### WHAT IS REQUIRED
Give the records back in full, exactly as they read.

Data entries
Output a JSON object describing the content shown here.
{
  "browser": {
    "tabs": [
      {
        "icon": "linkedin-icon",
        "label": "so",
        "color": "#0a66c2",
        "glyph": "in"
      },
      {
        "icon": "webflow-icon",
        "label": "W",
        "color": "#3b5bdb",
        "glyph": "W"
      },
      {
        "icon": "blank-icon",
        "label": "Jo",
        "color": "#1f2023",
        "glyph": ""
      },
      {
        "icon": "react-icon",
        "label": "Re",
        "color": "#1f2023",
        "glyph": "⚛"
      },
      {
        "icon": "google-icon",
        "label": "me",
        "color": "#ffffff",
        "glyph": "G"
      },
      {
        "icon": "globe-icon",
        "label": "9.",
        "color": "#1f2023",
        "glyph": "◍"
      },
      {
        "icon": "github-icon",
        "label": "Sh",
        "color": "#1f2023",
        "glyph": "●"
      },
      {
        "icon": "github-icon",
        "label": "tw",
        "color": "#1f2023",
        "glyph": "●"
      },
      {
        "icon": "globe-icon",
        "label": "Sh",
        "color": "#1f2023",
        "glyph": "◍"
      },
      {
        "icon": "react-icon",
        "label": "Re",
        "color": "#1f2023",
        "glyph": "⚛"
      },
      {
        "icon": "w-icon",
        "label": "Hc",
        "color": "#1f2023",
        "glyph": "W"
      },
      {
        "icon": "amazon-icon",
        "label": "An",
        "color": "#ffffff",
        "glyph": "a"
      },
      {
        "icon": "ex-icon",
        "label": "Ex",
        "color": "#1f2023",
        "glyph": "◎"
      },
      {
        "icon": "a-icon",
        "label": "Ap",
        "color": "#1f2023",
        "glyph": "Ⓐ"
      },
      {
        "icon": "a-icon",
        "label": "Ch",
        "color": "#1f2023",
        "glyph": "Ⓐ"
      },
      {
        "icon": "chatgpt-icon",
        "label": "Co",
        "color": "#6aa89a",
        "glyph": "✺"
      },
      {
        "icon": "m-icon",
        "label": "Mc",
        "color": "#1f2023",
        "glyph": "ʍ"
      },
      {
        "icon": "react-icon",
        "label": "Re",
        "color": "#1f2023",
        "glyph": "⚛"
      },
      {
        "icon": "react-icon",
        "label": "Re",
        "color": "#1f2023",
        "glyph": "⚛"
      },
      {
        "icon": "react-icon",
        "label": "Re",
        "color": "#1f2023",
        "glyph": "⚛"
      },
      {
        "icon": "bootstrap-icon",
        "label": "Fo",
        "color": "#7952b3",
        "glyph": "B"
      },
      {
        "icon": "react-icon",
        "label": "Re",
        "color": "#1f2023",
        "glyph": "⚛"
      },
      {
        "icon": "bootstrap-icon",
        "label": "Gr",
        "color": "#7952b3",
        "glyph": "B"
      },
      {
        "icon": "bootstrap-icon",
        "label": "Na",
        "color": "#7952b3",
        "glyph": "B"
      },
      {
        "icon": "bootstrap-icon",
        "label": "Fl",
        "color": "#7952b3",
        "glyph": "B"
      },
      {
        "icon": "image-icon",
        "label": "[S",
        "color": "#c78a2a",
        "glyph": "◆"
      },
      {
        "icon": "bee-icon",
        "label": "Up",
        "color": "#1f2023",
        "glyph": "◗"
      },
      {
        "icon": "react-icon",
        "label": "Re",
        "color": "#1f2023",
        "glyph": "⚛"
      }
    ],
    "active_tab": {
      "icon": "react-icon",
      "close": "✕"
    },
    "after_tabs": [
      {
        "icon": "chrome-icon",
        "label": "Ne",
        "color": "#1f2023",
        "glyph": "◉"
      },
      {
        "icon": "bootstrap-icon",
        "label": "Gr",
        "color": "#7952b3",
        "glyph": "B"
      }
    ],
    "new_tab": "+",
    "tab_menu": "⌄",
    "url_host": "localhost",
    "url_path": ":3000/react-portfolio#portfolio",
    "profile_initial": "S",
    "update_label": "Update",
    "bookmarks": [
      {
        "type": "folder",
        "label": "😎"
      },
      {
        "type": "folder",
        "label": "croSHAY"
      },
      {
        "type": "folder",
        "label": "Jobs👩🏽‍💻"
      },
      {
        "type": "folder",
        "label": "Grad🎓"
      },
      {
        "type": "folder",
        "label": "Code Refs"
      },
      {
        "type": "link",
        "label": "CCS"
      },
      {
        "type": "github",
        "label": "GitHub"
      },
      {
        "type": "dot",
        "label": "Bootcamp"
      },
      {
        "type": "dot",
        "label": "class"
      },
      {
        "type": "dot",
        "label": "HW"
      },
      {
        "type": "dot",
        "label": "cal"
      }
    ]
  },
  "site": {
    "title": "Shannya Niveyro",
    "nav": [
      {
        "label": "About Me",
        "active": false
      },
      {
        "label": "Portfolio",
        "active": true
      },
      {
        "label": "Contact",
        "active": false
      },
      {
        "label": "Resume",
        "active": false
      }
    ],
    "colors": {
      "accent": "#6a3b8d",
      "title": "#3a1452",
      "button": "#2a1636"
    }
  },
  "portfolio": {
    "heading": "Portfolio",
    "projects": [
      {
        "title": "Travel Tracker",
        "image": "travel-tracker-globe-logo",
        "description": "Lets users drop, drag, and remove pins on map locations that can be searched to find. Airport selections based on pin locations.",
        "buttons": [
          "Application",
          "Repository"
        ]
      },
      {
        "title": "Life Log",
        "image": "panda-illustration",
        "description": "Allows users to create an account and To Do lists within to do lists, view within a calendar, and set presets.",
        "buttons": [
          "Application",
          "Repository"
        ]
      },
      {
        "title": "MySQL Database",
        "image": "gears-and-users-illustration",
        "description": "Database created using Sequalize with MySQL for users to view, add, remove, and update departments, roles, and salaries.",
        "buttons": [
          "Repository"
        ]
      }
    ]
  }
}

### SOLUTION
Output a JSON object describing the content shown here.
{
  "browser": {
    "tabs": [
      {
        "icon": "linkedin-icon",
        "label": "so",
        "color": "#0a66c2",
        "glyph": "in"
      },
      {
        "icon": "webflow-icon",
        "label": "W",
        "color": "#3b5bdb",
        "glyph": "W"
      },
      {
        "icon": "blank-icon",
        "label": "Jo",
        "color": "#1f2023",
        "glyph": ""
      },
      {
        "icon": "react-icon",
        "label": "Re",
        "color": "#1f2023",
        "glyph": "⚛"
      },
      {
        "icon": "google-icon",
        "label": "me",
        "color": "#ffffff",
        "glyph": "G"
      },
      {
        "icon": "globe-icon",
        "label": "9.",
        "color": "#1f2023",
        "glyph": "◍"
      },
      {
        "icon": "github-icon",
        "label": "Sh",
        "color": "#1f2023",
        "glyph": "●"
      },
      {
        "icon": "github-icon",
        "label": "tw",
        "color": "#1f2023",
        "glyph": "●"
      },
      {
        "icon": "globe-icon",
        "label": "Sh",
        "color": "#1f2023",
        "glyph": "◍"
      },
      {
        "icon": "react-icon",
        "label": "Re",
        "color": "#1f2023",
        "glyph": "⚛"
      },
      {
        "icon": "w-icon",
        "label": "Hc",
        "color": "#1f2023",
        "glyph": "W"
      },
      {
        "icon": "amazon-icon",
        "label": "An",
        "color": "#ffffff",
        "glyph": "a"
      },
      {
        "icon": "ex-icon",
        "label": "Ex",
        "color": "#1f2023",
        "glyph": "◎"
      },
      {
        "icon": "a-icon",
        "label": "Ap",
        "color": "#1f2023",
        "glyph": "Ⓐ"
      },
      {
        "icon": "a-icon",
        "label": "Ch",
        "color": "#1f2023",
        "glyph": "Ⓐ"
      },
      {
        "icon": "chatgpt-icon",
        "label": "Co",
        "color": "#6aa89a",
        "glyph": "✺"
      },
      {
        "icon": "m-icon",
        "label": "Mc",
        "color": "#1f2023",
        "glyph": "ʍ"
      },
      {
        "icon": "react-icon",
        "label": "Re",
        "color": "#1f2023",
        "glyph": "⚛"
      },
      {
        "icon": "react-icon",
        "label": "Re",
        "color": "#1f2023",
        "glyph": "⚛"
      },
      {
        "icon": "react-icon",
        "label": "Re",
        "color": "#1f2023",
        "glyph": "⚛"
      },
      {
        "icon": "bootstrap-icon",
        "label": "Fo",
        "color": "#7952b3",
        "glyph": "B"
      },
      {
        "icon": "react-icon",
        "label": "Re",
        "color": "#1f2023",
        "glyph": "⚛"
      },
      {
        "icon": "bootstrap-icon",
        "label": "Gr",
        "color": "#7952b3",
        "glyph": "B"
      },
      {
        "icon": "bootstrap-icon",
        "label": "Na",
        "color": "#7952b3",
        "glyph": "B"
      },
      {
        "icon": "bootstrap-icon",
        "label": "Fl",
        "color": "#7952b3",
        "glyph": "B"
      },
      {
        "icon": "image-icon",
        "label": "[S",
        "color": "#c78a2a",
        "glyph": "◆"
      },
      {
        "icon": "bee-icon",
        "label": "Up",
        "color": "#1f2023",
        "glyph": "◗"
      },
      {
        "icon": "react-icon",
        "label": "Re",
        "color": "#1f2023",
        "glyph": "⚛"
      }
    ],
    "active_tab": {
      "icon": "react-icon",
      "close": "✕"
    },
    "after_tabs": [
      {
        "icon": "chrome-icon",
        "label": "Ne",
        "color": "#1f2023",
        "glyph": "◉"
      },
      {
        "icon": "bootstrap-icon",
        "label": "Gr",
        "color": "#7952b3",
        "glyph": "B"
      }
    ],
    "new_tab": "+",
    "tab_menu": "⌄",
    "url_host": "localhost",
    "url_path": ":3000/react-portfolio#portfolio",
    "profile_initial": "S",
    "update_label": "Update",
    "bookmarks": [
      {
        "type": "folder",
        "label": "😎"
      },
      {
        "type": "folder",
        "label": "croSHAY"
      },
      {
        "type": "folder",
        "label": "Jobs👩🏽‍💻"
      },
      {
        "type": "folder",
        "label": "Grad🎓"
      },
      {
        "type": "folder",
        "label": "Code Refs"
      },
      {
        "type": "link",
        "label": "CCS"
      },
      {
        "type": "github",
        "label": "GitHub"
      },
      {
        "type": "dot",
        "label": "Bootcamp"
      },
      {
        "type": "dot",
        "label": "class"
      },
      {
        "type": "dot",
        "label": "HW"
      },
      {
        "type": "dot",
        "label": "cal"
      }
    ]
  },
  "site": {
    "title": "Shannya Niveyro",
    "nav": [
      {
        "label": "About Me",
        "active": false
      },
      {
        "label": "Portfolio",
        "active": true
      },
      {
        "label": "Contact",
        "active": false
      },
      {
        "label": "Resume",
        "active": false
      }
    ],
    "colors": {
      "accent": "#6a3b8d",
      "title": "#3a1452",
      "button": "#2a1636"
    }
  },
  "portfolio": {
    "heading": "Portfolio",
    "projects": [
      {
        "title": "Travel Tracker",
        "image": "travel-tracker-globe-logo",
        "description": "Lets users drop, drag, and remove pins on map locations that can be searched to find. Airport selections based on pin locations.",
        "buttons": [
          "Application",
          "Repository"
        ]
      },
      {
        "title": "Life Log",
        "image": "panda-illustration",
        "description": "Allows users to create an account and To Do lists within to do lists, view within a calendar, and set presets.",
        "buttons": [
          "Application",
          "Repository"
        ]
      },
      {
        "title": "MySQL Database",
        "image": "gears-and-users-illustration",
        "description": "Database created using Sequalize with MySQL for users to view, add, remove, and update departments, roles, and salaries.",
        "buttons": [
          "Repository"
        ]
      }
    ]
  }
}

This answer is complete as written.